#### Requirements:
Would you retype all of these records exactly?

Records

>>

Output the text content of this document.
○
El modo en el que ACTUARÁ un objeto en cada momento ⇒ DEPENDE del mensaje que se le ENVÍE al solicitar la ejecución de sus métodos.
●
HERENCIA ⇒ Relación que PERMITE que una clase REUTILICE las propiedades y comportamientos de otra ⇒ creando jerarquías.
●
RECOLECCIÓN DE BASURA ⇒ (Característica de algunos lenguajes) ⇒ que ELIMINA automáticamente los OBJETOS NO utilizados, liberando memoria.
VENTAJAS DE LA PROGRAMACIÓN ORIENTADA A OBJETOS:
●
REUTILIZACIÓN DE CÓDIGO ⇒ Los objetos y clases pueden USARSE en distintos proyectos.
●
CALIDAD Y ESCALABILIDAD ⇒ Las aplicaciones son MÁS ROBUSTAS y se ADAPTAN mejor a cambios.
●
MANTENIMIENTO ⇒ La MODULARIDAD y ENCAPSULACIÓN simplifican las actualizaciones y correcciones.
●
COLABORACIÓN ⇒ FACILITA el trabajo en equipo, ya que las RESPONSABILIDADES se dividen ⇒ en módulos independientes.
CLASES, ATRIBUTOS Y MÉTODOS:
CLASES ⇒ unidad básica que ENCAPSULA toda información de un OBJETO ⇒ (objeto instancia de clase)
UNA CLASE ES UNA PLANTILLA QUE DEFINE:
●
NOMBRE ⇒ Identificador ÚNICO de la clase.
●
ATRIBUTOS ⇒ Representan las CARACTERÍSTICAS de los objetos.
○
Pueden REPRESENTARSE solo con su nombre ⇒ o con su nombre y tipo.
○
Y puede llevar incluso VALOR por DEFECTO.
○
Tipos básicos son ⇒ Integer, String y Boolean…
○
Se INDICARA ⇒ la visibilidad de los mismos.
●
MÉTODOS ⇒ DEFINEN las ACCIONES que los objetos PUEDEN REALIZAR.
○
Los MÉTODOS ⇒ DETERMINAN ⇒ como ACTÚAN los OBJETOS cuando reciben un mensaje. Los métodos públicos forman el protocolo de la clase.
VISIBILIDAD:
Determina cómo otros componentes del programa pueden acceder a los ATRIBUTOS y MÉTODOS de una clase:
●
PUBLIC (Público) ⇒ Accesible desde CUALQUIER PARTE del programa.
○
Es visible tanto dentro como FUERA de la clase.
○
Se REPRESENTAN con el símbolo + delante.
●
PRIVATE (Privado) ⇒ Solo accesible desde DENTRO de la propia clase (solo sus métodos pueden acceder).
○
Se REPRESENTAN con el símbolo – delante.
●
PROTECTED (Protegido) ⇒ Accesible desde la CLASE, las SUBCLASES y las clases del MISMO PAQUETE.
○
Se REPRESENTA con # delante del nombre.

<<

#### Final result:
Output the text content of this document.
○
El modo en el que ACTUARÁ un objeto en cada momento ⇒ DEPENDE del mensaje que se le ENVÍE al solicitar la ejecución de sus métodos.
●
HERENCIA ⇒ Relación que PERMITE que una clase REUTILICE las propiedades y comportamientos de otra ⇒ creando jerarquías.
●
RECOLECCIÓN DE BASURA ⇒ (Característica de algunos lenguajes) ⇒ que ELIMINA automáticamente los OBJETOS NO utilizados, liberando memoria.
VENTAJAS DE LA PROGRAMACIÓN ORIENTADA A OBJETOS:
●
REUTILIZACIÓN DE CÓDIGO ⇒ Los objetos y clases pueden USARSE en distintos proyectos.
●
CALIDAD Y ESCALABILIDAD ⇒ Las aplicaciones son MÁS ROBUSTAS y se ADAPTAN mejor a cambios.
●
MANTENIMIENTO ⇒ La MODULARIDAD y ENCAPSULACIÓN simplifican las actualizaciones y correcciones.
●
COLABORACIÓN ⇒ FACILITA el trabajo en equipo, ya que las RESPONSABILIDADES se dividen ⇒ en módulos independientes.
CLASES, ATRIBUTOS Y MÉTODOS:
CLASES ⇒ unidad básica que ENCAPSULA toda información de un OBJETO ⇒ (objeto instancia de clase)
UNA CLASE ES UNA PLANTILLA QUE DEFINE:
●
NOMBRE ⇒ Identificador ÚNICO de la clase.
●
ATRIBUTOS ⇒ Representan las CARACTERÍSTICAS de los objetos.
○
Pueden REPRESENTARSE solo con su nombre ⇒ o con su nombre y tipo.
○
Y puede llevar incluso VALOR por DEFECTO.
○
Tipos básicos son ⇒ Integer, String y Boolean…
○
Se INDICARA ⇒ la visibilidad de los mismos.
●
MÉTODOS ⇒ DEFINEN las ACCIONES que los objetos PUEDEN REALIZAR.
○
Los MÉTODOS ⇒ DETERMINAN ⇒ como ACTÚAN los OBJETOS cuando reciben un mensaje. Los métodos públicos forman el protocolo de la clase.
VISIBILIDAD:
Determina cómo otros componentes del programa pueden acceder a los ATRIBUTOS y MÉTODOS de una clase:
●
PUBLIC (Público) ⇒ Accesible desde CUALQUIER PARTE del programa.
○
Es visible tanto dentro como FUERA de la clase.
○
Se REPRESENTAN con el símbolo + delante.
●
PRIVATE (Privado) ⇒ Solo accesible desde DENTRO de la propia clase (solo sus métodos pueden acceder).
○
Se REPRESENTAN con el símbolo – delante.
●
PROTECTED (Protegido) ⇒ Accesible desde la CLASE, las SUBCLASES y las clases del MISMO PAQUETE.
○
Se REPRESENTA con # delante del nombre.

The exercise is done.